The task —
Copy every line of the data in which the word "page" occurs.

Task input —
--- START ---
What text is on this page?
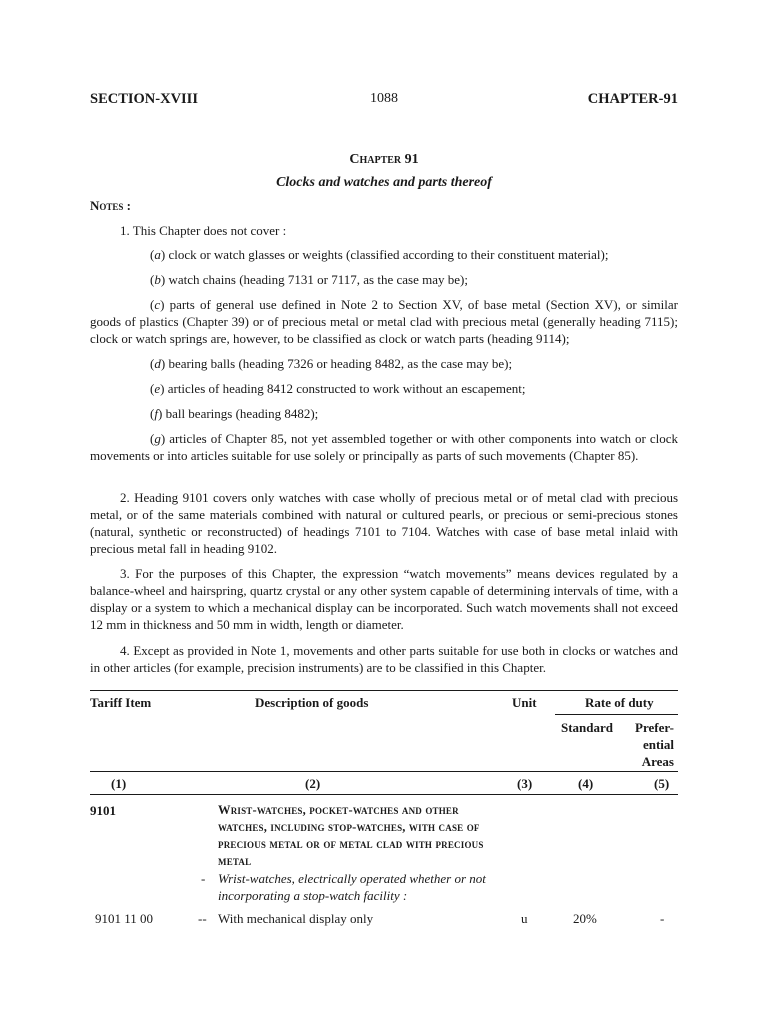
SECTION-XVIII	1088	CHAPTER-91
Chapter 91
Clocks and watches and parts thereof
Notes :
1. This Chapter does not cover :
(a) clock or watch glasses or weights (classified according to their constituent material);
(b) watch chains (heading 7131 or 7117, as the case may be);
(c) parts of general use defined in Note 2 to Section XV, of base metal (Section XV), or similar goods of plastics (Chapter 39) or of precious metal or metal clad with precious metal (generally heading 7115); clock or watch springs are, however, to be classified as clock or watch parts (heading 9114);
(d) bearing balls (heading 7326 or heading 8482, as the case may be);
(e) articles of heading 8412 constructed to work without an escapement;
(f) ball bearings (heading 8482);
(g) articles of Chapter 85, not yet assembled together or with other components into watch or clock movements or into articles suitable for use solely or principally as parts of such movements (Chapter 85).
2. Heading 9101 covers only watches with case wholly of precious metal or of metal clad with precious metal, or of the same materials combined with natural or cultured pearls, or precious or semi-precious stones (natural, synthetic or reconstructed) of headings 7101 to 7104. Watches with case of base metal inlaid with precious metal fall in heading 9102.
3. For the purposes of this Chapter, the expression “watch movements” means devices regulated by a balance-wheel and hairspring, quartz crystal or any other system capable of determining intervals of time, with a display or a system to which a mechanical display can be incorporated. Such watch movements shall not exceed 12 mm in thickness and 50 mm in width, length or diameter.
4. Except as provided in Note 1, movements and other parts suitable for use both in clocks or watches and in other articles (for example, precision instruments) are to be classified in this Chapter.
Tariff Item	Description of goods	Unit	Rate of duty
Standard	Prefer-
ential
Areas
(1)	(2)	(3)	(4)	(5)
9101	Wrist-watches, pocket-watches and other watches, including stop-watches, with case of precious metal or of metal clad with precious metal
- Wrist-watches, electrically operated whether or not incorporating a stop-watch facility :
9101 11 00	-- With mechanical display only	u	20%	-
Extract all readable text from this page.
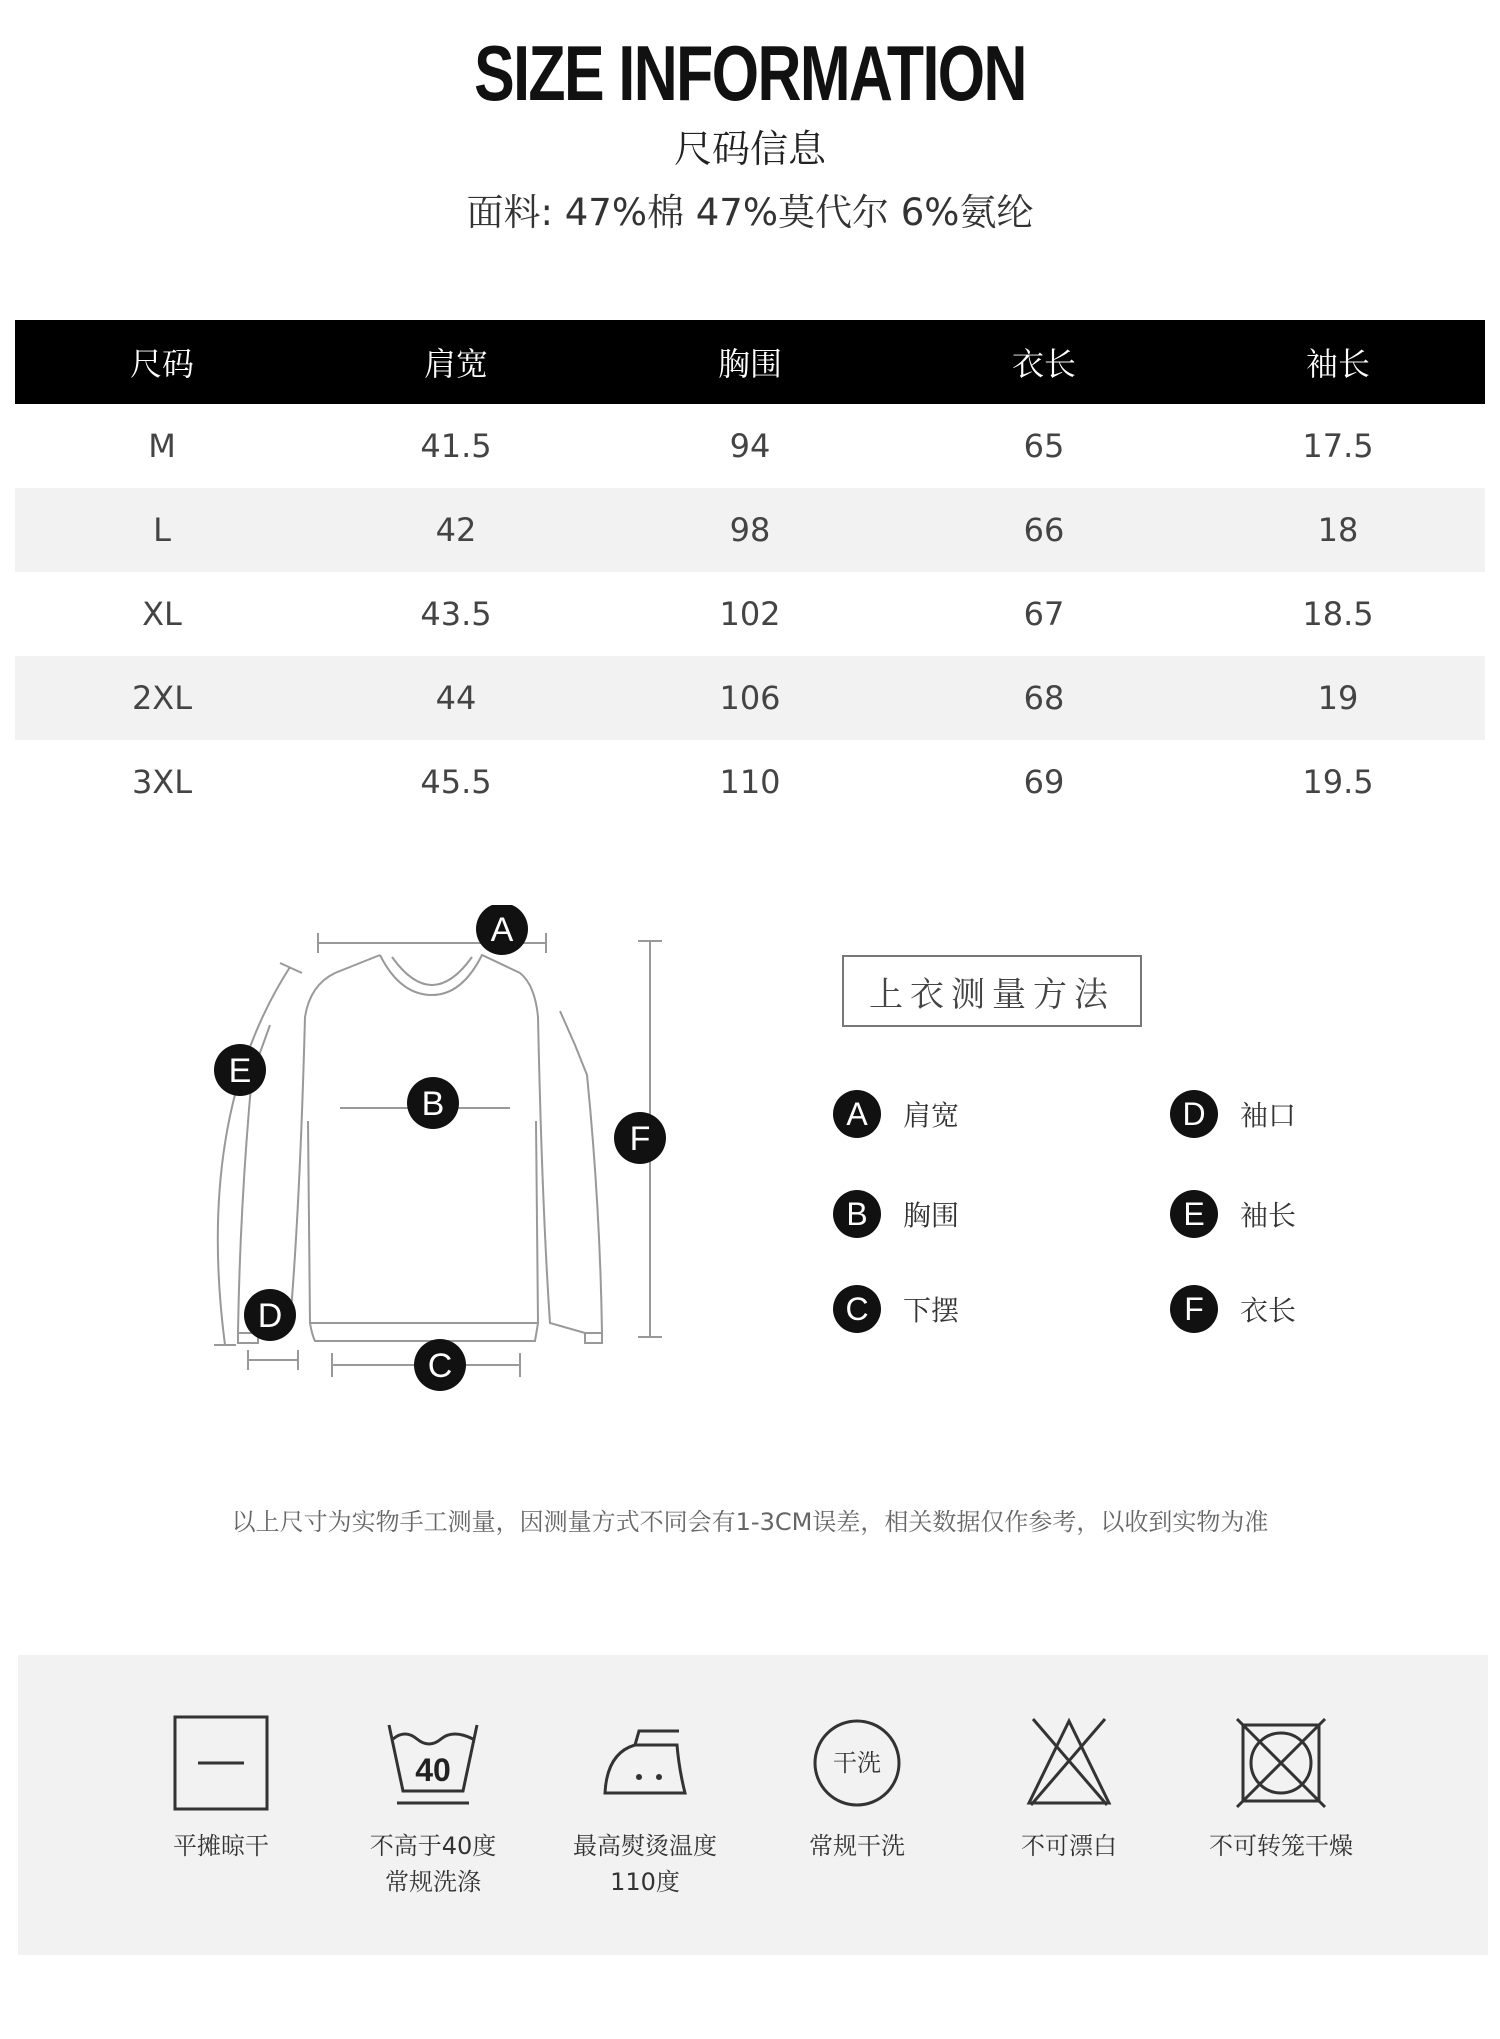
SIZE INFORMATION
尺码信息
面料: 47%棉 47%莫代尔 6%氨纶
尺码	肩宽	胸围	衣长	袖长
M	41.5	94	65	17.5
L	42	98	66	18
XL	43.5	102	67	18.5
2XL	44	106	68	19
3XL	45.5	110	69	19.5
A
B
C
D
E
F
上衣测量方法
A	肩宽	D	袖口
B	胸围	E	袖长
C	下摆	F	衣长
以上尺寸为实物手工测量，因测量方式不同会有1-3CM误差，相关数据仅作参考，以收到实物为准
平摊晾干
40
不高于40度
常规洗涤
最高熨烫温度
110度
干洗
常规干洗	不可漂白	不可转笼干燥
--- END ---
Reply —
What text is on this page?
Extract all readable text from this page.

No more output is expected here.